▶ _Supplied entries_
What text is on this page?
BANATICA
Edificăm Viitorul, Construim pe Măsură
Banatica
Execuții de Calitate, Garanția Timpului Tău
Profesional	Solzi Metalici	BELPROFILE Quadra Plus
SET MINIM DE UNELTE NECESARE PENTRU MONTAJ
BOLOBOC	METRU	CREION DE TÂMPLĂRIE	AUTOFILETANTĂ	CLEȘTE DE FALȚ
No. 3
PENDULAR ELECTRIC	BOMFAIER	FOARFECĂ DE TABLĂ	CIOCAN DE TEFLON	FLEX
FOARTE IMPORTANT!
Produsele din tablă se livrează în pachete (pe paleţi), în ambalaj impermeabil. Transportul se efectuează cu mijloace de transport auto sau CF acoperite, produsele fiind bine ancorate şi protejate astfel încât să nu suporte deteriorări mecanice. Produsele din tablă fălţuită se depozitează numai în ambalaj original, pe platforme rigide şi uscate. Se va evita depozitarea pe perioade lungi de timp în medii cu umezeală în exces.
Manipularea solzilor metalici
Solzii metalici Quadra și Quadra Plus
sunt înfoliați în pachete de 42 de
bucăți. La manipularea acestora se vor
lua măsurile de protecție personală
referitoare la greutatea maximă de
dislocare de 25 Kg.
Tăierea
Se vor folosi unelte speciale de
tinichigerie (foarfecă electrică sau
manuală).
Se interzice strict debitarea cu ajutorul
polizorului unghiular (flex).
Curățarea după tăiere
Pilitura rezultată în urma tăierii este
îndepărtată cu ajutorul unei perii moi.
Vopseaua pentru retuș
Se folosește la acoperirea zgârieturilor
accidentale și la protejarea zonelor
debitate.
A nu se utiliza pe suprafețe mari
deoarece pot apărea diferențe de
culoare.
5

▶ _Goal_
Scan the entries above for the word "ajutorul" and collect each line holding it.

▶ _Complete output_
Se interzice strict debitarea cu ajutorul
îndepărtată cu ajutorul unei perii moi.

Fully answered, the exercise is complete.